• _Directive_: Without the pictures, set down every line of the data exactly.
---- Stored records
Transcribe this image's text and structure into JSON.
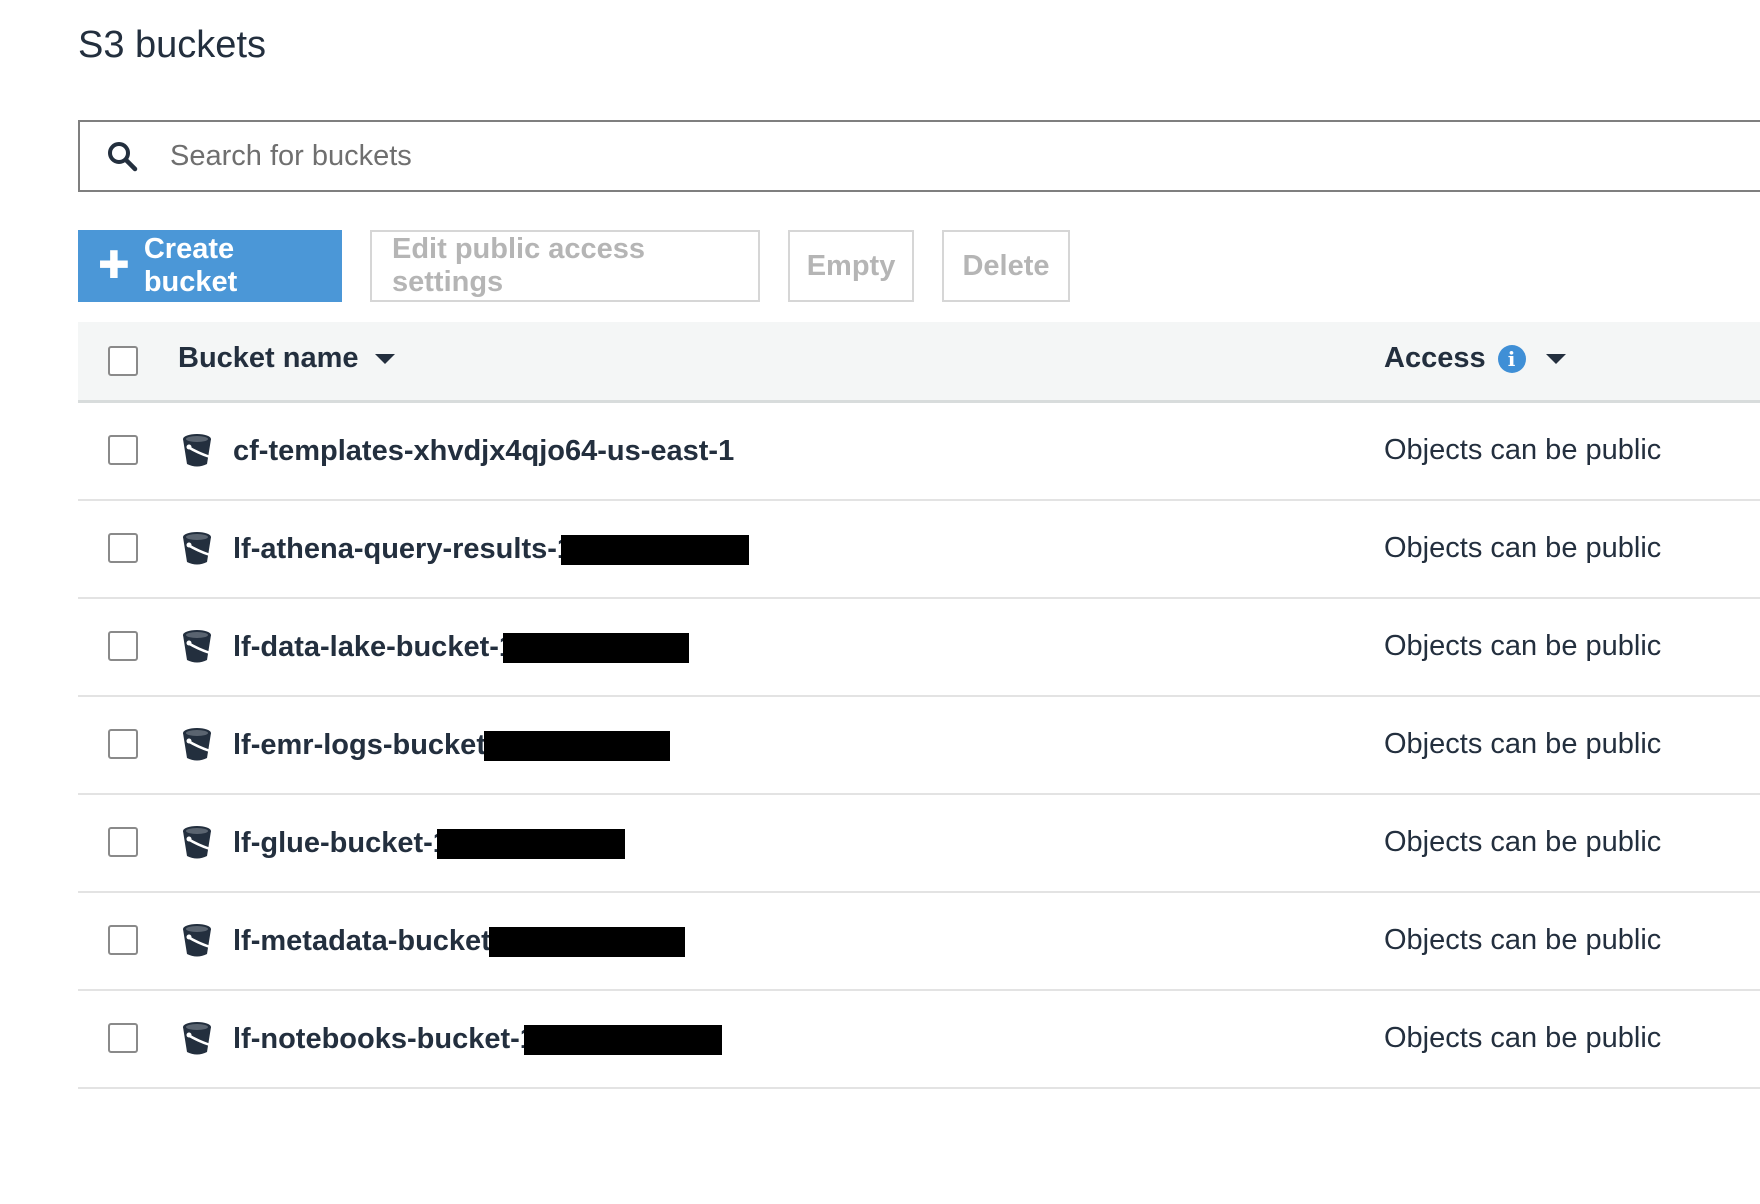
{
  "page": {
    "title": "S3 buckets"
  },
  "search": {
    "placeholder": "Search for buckets",
    "value": ""
  },
  "toolbar": {
    "create_label": "Create bucket",
    "edit_label": "Edit public access settings",
    "empty_label": "Empty",
    "delete_label": "Delete"
  },
  "table": {
    "columns": {
      "name": "Bucket name",
      "access": "Access"
    },
    "rows": [
      {
        "name": "cf-templates-xhvdjx4qjo64-us-east-1",
        "redacted": false,
        "access": "Objects can be public"
      },
      {
        "name": "lf-athena-query-results-1",
        "redacted": true,
        "access": "Objects can be public"
      },
      {
        "name": "lf-data-lake-bucket-1",
        "redacted": true,
        "access": "Objects can be public"
      },
      {
        "name": "lf-emr-logs-bucket-",
        "redacted": true,
        "access": "Objects can be public"
      },
      {
        "name": "lf-glue-bucket-1",
        "redacted": true,
        "access": "Objects can be public"
      },
      {
        "name": "lf-metadata-bucket-",
        "redacted": true,
        "access": "Objects can be public"
      },
      {
        "name": "lf-notebooks-bucket-1",
        "redacted": true,
        "access": "Objects can be public"
      }
    ]
  },
  "colors": {
    "primary_button": "#4b97d7",
    "info_icon": "#3f8fd6",
    "text": "#232f3e",
    "disabled_text": "#b5b5b5"
  },
  "icons": {
    "search": "search-icon",
    "plus": "plus-icon",
    "info": "info-icon",
    "bucket": "bucket-icon",
    "sort": "caret-down-icon"
  }
}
--------
• _Correct answer_:
Transcribe this image's text and structure into JSON.
{
  "page": {
    "title": "S3 buckets"
  },
  "search": {
    "placeholder": "Search for buckets",
    "value": ""
  },
  "toolbar": {
    "create_label": "Create bucket",
    "edit_label": "Edit public access settings",
    "empty_label": "Empty",
    "delete_label": "Delete"
  },
  "table": {
    "columns": {
      "name": "Bucket name",
      "access": "Access"
    },
    "rows": [
      {
        "name": "cf-templates-xhvdjx4qjo64-us-east-1",
        "redacted": false,
        "access": "Objects can be public"
      },
      {
        "name": "lf-athena-query-results-1",
        "redacted": true,
        "access": "Objects can be public"
      },
      {
        "name": "lf-data-lake-bucket-1",
        "redacted": true,
        "access": "Objects can be public"
      },
      {
        "name": "lf-emr-logs-bucket-",
        "redacted": true,
        "access": "Objects can be public"
      },
      {
        "name": "lf-glue-bucket-1",
        "redacted": true,
        "access": "Objects can be public"
      },
      {
        "name": "lf-metadata-bucket-",
        "redacted": true,
        "access": "Objects can be public"
      },
      {
        "name": "lf-notebooks-bucket-1",
        "redacted": true,
        "access": "Objects can be public"
      }
    ]
  },
  "colors": {
    "primary_button": "#4b97d7",
    "info_icon": "#3f8fd6",
    "text": "#232f3e",
    "disabled_text": "#b5b5b5"
  },
  "icons": {
    "search": "search-icon",
    "plus": "plus-icon",
    "info": "info-icon",
    "bucket": "bucket-icon",
    "sort": "caret-down-icon"
  }
}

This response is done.